- _SHORT PROBLEM_
Only the number is wanted: how many lines of the data contain "cost"?

[Dataset items]
┄┄┄┄┄┄┄┄┄┄┄┄┄┄┄┄┄┄┄┄

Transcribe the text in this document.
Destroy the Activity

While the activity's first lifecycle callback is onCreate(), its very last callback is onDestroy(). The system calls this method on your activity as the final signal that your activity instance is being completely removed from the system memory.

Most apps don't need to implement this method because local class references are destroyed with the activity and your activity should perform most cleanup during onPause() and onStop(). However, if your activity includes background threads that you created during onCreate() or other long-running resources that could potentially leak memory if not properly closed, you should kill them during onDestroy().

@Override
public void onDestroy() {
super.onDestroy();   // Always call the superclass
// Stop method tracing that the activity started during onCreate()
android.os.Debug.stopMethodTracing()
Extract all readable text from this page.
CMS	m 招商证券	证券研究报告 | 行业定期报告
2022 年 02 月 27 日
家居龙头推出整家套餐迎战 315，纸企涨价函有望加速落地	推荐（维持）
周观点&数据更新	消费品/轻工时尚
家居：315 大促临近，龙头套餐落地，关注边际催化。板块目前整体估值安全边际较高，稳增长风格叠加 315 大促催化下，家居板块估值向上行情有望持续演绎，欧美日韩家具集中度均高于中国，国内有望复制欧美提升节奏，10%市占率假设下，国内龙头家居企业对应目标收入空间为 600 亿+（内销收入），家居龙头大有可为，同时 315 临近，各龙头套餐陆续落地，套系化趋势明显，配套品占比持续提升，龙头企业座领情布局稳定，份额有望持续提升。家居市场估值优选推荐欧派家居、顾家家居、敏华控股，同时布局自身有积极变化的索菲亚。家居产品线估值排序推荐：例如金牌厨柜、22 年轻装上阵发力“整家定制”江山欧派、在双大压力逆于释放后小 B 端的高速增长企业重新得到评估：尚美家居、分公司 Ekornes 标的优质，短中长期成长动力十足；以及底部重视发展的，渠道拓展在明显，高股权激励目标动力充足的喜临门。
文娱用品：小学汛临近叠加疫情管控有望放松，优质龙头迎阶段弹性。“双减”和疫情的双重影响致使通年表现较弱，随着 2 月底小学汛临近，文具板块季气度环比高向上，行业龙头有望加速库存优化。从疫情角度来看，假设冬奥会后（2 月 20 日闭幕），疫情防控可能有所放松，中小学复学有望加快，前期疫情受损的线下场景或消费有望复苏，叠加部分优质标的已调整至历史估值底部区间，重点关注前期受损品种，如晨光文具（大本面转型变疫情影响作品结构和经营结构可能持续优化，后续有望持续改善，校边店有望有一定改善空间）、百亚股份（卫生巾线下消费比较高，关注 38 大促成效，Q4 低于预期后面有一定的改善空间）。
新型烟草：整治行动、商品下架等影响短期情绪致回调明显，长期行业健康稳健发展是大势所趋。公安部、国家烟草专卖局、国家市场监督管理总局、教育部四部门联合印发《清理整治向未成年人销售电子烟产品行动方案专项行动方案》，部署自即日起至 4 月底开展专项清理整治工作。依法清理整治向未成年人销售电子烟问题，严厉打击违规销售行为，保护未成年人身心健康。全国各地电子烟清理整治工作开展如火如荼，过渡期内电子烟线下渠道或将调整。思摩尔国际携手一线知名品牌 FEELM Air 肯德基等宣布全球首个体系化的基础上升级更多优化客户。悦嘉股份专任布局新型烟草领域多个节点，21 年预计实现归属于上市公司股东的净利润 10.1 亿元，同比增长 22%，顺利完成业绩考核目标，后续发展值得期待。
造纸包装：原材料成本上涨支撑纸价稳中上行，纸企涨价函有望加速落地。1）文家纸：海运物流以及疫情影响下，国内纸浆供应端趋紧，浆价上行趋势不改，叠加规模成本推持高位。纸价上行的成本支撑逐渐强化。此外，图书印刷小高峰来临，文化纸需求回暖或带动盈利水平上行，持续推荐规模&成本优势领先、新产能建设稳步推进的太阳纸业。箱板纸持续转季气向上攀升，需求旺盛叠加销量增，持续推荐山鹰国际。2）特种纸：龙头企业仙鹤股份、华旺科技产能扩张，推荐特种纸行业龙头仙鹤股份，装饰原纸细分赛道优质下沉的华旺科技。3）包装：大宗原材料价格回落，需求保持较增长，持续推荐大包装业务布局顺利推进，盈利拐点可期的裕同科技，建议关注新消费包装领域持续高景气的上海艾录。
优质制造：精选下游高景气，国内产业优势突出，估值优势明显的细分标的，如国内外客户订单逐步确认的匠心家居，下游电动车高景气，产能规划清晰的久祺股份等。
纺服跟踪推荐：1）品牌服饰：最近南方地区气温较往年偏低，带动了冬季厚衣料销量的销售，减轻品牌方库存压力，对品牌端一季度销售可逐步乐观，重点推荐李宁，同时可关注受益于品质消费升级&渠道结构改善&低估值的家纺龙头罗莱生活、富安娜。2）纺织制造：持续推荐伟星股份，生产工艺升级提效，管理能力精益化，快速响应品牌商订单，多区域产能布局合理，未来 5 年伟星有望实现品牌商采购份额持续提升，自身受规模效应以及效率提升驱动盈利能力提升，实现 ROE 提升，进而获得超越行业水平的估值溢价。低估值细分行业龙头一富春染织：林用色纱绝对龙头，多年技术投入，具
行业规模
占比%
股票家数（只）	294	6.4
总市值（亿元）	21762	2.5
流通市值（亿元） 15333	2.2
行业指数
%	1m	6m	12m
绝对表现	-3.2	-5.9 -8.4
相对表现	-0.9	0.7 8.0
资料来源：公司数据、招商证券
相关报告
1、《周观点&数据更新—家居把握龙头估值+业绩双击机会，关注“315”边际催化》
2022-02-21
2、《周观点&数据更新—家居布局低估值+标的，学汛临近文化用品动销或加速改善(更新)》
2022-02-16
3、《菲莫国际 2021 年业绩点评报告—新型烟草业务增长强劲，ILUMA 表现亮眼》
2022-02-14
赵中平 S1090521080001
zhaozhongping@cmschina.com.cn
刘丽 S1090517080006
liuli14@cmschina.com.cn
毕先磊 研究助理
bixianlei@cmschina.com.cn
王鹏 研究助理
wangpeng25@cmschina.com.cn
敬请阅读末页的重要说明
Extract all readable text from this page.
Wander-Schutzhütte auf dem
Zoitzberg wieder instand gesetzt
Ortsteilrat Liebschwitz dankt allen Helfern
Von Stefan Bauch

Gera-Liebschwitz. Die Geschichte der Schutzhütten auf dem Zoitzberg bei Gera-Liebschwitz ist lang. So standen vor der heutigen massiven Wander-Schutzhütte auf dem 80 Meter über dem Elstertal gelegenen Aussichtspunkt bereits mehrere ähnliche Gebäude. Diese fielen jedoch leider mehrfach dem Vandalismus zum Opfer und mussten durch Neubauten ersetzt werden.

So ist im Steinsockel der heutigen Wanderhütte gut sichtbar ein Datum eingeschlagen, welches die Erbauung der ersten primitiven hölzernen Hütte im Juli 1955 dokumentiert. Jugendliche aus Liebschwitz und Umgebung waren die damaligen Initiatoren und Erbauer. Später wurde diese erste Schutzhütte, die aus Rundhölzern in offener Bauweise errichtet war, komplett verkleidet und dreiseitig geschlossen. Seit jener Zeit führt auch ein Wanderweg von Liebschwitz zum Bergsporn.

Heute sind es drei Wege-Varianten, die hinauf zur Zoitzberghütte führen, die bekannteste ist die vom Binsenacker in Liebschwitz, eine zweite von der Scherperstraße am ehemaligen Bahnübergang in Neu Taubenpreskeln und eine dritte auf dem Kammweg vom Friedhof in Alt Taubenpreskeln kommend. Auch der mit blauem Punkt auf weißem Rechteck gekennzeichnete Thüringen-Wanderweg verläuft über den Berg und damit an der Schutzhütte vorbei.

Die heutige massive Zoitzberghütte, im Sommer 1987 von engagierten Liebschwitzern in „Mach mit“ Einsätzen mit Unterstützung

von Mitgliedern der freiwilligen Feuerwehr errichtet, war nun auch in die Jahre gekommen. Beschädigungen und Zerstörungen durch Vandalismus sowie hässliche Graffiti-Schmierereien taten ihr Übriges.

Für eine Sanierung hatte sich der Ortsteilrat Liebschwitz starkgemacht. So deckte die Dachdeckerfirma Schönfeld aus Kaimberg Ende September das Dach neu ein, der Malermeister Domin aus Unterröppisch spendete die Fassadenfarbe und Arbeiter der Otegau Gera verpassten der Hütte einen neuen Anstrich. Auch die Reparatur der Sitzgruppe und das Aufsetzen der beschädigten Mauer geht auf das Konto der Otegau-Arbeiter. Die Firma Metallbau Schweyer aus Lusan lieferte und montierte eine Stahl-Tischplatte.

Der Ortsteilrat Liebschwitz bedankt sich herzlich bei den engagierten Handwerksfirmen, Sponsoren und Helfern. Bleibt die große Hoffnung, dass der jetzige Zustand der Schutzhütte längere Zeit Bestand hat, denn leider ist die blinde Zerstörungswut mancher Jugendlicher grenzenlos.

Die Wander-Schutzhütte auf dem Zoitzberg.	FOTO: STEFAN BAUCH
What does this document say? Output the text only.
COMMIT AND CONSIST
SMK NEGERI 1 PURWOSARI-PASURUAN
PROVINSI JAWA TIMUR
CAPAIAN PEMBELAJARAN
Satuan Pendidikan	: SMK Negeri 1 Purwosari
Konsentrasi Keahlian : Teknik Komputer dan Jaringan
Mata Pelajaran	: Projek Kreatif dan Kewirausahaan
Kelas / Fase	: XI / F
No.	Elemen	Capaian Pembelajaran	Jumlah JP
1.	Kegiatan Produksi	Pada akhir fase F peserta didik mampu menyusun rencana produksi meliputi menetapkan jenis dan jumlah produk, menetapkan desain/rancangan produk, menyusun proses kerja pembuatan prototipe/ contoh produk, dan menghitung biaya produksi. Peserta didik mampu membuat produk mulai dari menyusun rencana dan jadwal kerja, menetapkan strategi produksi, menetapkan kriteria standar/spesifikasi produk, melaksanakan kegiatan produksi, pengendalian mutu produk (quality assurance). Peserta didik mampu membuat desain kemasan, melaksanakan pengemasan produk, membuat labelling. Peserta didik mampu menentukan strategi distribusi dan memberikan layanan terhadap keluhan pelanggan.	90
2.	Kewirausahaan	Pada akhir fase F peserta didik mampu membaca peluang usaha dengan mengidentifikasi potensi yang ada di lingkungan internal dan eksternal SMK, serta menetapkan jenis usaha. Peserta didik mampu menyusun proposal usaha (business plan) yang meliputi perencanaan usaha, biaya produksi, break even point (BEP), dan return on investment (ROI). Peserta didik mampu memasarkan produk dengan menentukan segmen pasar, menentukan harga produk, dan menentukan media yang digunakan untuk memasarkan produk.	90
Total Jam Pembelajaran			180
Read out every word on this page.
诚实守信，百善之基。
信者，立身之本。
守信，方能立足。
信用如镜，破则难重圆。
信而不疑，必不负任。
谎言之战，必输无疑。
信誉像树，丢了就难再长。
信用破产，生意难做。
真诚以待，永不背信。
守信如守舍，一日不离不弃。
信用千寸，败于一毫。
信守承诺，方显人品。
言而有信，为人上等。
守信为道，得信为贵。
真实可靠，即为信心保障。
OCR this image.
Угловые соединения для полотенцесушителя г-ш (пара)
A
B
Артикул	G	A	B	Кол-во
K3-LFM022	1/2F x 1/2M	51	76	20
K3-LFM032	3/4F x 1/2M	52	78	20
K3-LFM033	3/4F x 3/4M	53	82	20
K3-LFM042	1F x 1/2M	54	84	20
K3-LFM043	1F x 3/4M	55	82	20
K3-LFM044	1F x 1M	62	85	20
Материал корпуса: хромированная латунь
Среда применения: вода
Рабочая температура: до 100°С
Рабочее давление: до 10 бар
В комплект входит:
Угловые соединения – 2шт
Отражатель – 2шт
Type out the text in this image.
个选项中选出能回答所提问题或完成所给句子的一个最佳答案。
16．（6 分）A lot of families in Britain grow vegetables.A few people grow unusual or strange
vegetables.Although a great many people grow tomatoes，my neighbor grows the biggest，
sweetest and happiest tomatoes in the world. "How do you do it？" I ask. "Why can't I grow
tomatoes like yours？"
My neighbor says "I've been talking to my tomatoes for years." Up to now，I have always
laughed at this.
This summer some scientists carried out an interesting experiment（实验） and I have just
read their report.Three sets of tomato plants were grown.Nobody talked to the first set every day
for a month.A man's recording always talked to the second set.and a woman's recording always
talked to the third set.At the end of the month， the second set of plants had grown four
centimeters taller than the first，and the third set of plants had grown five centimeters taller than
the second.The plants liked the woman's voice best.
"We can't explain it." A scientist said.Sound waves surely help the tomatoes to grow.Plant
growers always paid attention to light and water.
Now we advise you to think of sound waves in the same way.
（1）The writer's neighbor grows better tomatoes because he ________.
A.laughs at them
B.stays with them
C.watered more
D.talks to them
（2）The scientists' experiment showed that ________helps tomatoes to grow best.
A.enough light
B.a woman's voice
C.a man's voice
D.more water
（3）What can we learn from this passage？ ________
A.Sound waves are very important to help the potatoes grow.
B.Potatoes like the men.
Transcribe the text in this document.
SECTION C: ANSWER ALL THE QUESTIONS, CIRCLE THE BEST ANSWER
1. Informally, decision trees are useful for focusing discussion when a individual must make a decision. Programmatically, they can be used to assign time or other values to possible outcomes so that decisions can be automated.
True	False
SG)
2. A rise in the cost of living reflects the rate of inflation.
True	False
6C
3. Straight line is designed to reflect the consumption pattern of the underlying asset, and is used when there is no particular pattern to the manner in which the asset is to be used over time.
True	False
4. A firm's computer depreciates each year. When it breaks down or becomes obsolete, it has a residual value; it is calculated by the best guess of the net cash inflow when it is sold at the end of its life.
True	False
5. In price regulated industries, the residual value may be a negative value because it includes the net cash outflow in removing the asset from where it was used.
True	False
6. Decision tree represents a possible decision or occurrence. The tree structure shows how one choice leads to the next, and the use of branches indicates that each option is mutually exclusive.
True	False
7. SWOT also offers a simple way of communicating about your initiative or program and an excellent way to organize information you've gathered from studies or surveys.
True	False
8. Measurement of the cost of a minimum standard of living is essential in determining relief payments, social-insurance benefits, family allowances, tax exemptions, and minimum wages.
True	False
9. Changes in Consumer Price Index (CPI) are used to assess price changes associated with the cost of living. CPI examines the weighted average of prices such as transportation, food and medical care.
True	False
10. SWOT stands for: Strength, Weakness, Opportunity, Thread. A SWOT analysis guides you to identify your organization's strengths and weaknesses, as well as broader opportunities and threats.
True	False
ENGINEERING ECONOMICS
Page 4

┄┄┄┄┄┄┄┄┄┄┄┄┄┄┄┄┄┄┄┄

- _RESPONSE BELOW_
3